▶ **Directive**: Wherever "ganas" appears in a line, list that line.

Data records:

•••

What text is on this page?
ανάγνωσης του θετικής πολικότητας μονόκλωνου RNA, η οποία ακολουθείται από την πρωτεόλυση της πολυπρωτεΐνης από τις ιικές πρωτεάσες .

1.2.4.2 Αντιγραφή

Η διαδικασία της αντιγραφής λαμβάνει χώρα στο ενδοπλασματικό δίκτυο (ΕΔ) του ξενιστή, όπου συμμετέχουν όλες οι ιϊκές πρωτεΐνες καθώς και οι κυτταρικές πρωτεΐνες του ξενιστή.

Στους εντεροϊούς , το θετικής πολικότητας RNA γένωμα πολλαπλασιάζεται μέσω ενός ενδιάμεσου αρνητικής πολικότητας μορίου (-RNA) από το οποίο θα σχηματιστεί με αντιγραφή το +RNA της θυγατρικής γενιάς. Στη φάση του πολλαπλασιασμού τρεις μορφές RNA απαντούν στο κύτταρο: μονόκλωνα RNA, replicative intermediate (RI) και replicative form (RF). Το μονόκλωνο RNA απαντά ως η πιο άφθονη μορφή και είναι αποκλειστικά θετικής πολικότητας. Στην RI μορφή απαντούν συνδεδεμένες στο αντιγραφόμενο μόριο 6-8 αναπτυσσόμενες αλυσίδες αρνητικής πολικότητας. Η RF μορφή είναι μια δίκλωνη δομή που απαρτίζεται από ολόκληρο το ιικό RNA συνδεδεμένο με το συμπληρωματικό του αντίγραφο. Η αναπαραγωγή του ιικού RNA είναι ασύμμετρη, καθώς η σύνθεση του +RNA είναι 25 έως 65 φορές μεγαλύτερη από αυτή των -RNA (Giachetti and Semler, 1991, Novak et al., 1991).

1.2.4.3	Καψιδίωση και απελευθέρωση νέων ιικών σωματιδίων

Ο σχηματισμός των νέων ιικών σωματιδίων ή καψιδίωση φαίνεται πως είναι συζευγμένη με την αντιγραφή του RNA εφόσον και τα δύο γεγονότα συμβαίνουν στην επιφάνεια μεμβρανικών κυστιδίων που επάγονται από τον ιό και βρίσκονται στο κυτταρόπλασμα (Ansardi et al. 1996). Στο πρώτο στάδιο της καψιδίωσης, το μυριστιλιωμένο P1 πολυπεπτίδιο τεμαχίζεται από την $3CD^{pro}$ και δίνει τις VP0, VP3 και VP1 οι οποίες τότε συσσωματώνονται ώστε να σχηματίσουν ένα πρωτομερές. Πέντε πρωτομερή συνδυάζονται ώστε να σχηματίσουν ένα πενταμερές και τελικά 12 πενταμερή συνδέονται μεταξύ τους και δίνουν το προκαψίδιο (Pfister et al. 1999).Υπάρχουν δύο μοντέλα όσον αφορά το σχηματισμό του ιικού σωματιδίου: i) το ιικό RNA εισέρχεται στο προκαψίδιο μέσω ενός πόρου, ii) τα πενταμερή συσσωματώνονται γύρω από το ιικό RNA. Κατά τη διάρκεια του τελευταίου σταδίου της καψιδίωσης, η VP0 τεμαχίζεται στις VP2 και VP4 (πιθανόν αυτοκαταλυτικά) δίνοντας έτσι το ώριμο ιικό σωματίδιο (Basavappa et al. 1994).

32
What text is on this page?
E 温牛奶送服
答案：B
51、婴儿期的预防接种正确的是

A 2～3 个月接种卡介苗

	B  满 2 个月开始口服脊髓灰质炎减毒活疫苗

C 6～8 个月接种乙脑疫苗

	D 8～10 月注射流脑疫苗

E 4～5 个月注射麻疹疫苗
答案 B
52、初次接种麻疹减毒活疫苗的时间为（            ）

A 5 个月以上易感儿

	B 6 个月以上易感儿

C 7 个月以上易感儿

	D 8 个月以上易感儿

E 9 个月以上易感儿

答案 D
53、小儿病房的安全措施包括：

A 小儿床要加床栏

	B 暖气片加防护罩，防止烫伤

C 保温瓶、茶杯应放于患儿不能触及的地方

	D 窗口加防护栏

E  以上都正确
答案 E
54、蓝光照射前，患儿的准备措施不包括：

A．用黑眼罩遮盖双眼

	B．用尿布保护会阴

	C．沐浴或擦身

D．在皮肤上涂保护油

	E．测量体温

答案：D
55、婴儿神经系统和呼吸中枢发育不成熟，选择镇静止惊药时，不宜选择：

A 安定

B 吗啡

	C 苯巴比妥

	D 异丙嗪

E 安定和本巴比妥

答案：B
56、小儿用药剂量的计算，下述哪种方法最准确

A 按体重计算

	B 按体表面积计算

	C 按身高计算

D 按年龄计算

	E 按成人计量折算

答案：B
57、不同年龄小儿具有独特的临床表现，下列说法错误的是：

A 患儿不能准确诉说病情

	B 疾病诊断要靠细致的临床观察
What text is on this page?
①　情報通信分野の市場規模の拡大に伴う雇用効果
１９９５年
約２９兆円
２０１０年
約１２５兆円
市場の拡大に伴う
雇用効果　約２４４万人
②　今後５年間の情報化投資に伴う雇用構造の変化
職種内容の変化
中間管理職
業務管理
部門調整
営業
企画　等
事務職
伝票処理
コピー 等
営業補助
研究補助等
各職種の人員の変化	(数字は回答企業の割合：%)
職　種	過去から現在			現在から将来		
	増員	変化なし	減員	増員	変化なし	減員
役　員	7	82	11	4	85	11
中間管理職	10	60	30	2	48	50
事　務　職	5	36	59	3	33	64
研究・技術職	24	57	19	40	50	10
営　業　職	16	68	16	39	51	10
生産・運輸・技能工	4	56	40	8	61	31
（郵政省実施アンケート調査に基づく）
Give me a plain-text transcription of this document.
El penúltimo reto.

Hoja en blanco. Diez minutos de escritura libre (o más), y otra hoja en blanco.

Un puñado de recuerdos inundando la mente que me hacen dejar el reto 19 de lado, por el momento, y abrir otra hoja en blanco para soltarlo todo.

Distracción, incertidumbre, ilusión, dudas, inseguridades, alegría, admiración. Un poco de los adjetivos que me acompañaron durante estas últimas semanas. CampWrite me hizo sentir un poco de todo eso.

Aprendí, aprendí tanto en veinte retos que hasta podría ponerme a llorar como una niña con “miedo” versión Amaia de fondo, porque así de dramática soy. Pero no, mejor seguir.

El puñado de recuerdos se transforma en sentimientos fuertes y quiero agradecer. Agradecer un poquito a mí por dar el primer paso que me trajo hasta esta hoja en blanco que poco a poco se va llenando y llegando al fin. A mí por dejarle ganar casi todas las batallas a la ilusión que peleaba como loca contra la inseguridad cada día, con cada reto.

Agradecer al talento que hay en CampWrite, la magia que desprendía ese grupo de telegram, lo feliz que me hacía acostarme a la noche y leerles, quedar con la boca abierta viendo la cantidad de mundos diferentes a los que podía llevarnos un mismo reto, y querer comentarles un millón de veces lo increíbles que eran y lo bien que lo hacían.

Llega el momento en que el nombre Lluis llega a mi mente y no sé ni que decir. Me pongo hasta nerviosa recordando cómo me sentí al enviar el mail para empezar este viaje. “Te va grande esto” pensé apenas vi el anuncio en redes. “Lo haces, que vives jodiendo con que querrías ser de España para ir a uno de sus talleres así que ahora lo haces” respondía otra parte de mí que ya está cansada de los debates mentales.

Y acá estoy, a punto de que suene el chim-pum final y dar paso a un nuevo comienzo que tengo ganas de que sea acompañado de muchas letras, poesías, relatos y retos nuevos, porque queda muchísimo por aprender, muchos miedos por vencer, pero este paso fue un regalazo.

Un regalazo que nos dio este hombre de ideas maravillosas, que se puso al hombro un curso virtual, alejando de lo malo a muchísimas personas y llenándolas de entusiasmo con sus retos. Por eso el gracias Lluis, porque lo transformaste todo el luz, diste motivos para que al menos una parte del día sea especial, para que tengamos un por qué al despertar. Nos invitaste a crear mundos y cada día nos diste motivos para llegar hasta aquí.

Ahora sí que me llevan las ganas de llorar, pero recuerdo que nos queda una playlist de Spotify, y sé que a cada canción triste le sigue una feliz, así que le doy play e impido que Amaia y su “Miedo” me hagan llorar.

•••

▶ **Answer for this exercise**:
Y acá estoy, a punto de que suene el chim-pum final y dar paso a un nuevo comienzo que tengo ganas de que sea acompañado de muchas letras, poesías, relatos y retos nuevos, porque queda muchísimo por aprender, muchos miedos por vencer, pero este paso fue un regalazo.
Ahora sí que me llevan las ganas de llorar, pero recuerdo que nos queda una playlist de Spotify, y sé que a cada canción triste le sigue una feliz, así que le doy play e impido que Amaia y su “Miedo” me hagan llorar.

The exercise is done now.